Repeat all of the material below exactly as written, images excluded.

——

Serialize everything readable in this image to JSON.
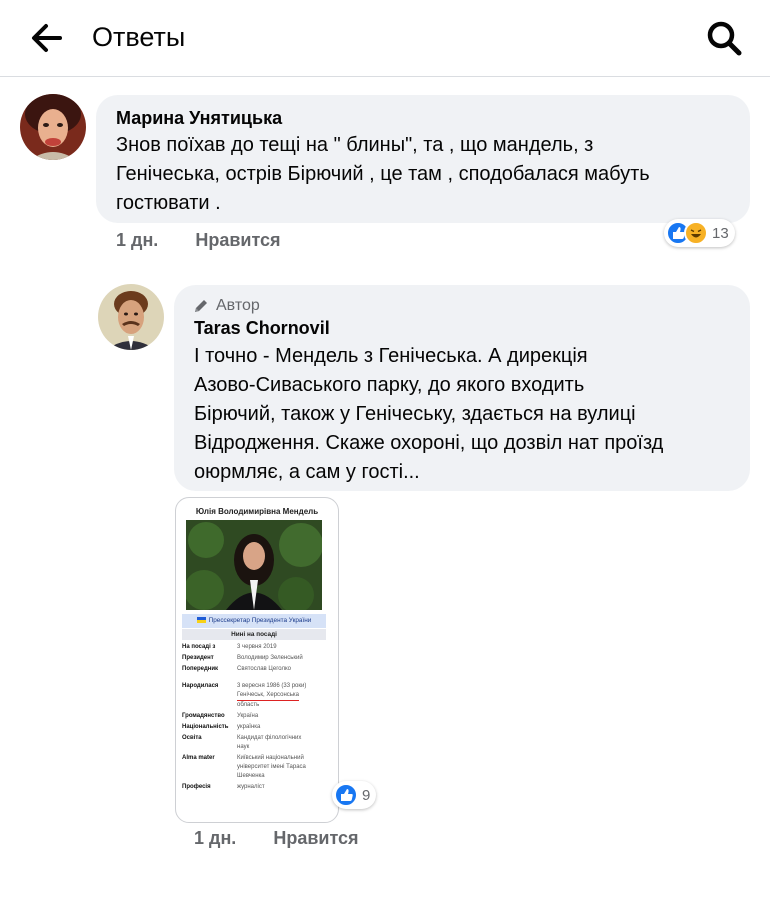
{
  "header": {
    "title": "Ответы",
    "back_icon": "arrow-left-icon",
    "search_icon": "search-icon"
  },
  "comments": [
    {
      "author": "Марина Унятицька",
      "text": "Знов поїхав до тещі на \" блины\", та , що мандель, з\nГенічеська, острів Бірючий , це там , сподобалася мабуть\nгостювати .",
      "time": "1 дн.",
      "like_label": "Нравится",
      "reaction_count": "13",
      "reactions": [
        "like-icon",
        "haha-icon"
      ]
    },
    {
      "badge": "Автор",
      "badge_icon": "pencil-icon",
      "author": "Taras Chornovil",
      "text": "І точно - Мендель з Генічеська. А дирекція\nАзово-Сиваського парку, до якого входить\nБірючий, також у Генічеську, здається на вулиці\nВідродження. Скаже охороні, що дозвіл нат проїзд\nоюрмляє, а сам  у гості...",
      "time": "1 дн.",
      "like_label": "Нравится",
      "reaction_count": "9",
      "reactions": [
        "like-icon"
      ]
    }
  ],
  "attachment": {
    "title": "Юлія Володимирівна Мендель",
    "role": "Прессекретар Президента України",
    "sub": "Нині на посаді",
    "rows": [
      {
        "k": "На посаді з",
        "v": "3 червня 2019"
      },
      {
        "k": "Президент",
        "v": "Володимир Зеленський"
      },
      {
        "k": "Попередник",
        "v": "Святослав Цеголко"
      },
      {
        "k": "Народилася",
        "v": "3 вересня 1986 (33 роки)",
        "v2": "Генічеськ, Херсонська",
        "v3": "область"
      },
      {
        "k": "Громадянство",
        "v": "Україна"
      },
      {
        "k": "Національність",
        "v": "українка"
      },
      {
        "k": "Освіта",
        "v": "Кандидат філологічних",
        "v2": "наук"
      },
      {
        "k": "Alma mater",
        "v": "Київський національний",
        "v2": "університет імені Тараса",
        "v3": "Шевченка"
      },
      {
        "k": "Професія",
        "v": "журналіст"
      }
    ]
  },
  "colors": {
    "like_blue": "#1877f2",
    "haha_yellow": "#f7b125",
    "bubble": "#f0f2f5",
    "meta": "#65676b"
  }
}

——

▶ [RESULT OF THE TASK]:
Serialize everything readable in this image to JSON.
{
  "header": {
    "title": "Ответы",
    "back_icon": "arrow-left-icon",
    "search_icon": "search-icon"
  },
  "comments": [
    {
      "author": "Марина Унятицька",
      "text": "Знов поїхав до тещі на \" блины\", та , що мандель, з\nГенічеська, острів Бірючий , це там , сподобалася мабуть\nгостювати .",
      "time": "1 дн.",
      "like_label": "Нравится",
      "reaction_count": "13",
      "reactions": [
        "like-icon",
        "haha-icon"
      ]
    },
    {
      "badge": "Автор",
      "badge_icon": "pencil-icon",
      "author": "Taras Chornovil",
      "text": "І точно - Мендель з Генічеська. А дирекція\nАзово-Сиваського парку, до якого входить\nБірючий, також у Генічеську, здається на вулиці\nВідродження. Скаже охороні, що дозвіл нат проїзд\nоюрмляє, а сам  у гості...",
      "time": "1 дн.",
      "like_label": "Нравится",
      "reaction_count": "9",
      "reactions": [
        "like-icon"
      ]
    }
  ],
  "attachment": {
    "title": "Юлія Володимирівна Мендель",
    "role": "Прессекретар Президента України",
    "sub": "Нині на посаді",
    "rows": [
      {
        "k": "На посаді з",
        "v": "3 червня 2019"
      },
      {
        "k": "Президент",
        "v": "Володимир Зеленський"
      },
      {
        "k": "Попередник",
        "v": "Святослав Цеголко"
      },
      {
        "k": "Народилася",
        "v": "3 вересня 1986 (33 роки)",
        "v2": "Генічеськ, Херсонська",
        "v3": "область"
      },
      {
        "k": "Громадянство",
        "v": "Україна"
      },
      {
        "k": "Національність",
        "v": "українка"
      },
      {
        "k": "Освіта",
        "v": "Кандидат філологічних",
        "v2": "наук"
      },
      {
        "k": "Alma mater",
        "v": "Київський національний",
        "v2": "університет імені Тараса",
        "v3": "Шевченка"
      },
      {
        "k": "Професія",
        "v": "журналіст"
      }
    ]
  },
  "colors": {
    "like_blue": "#1877f2",
    "haha_yellow": "#f7b125",
    "bubble": "#f0f2f5",
    "meta": "#65676b"
  }
}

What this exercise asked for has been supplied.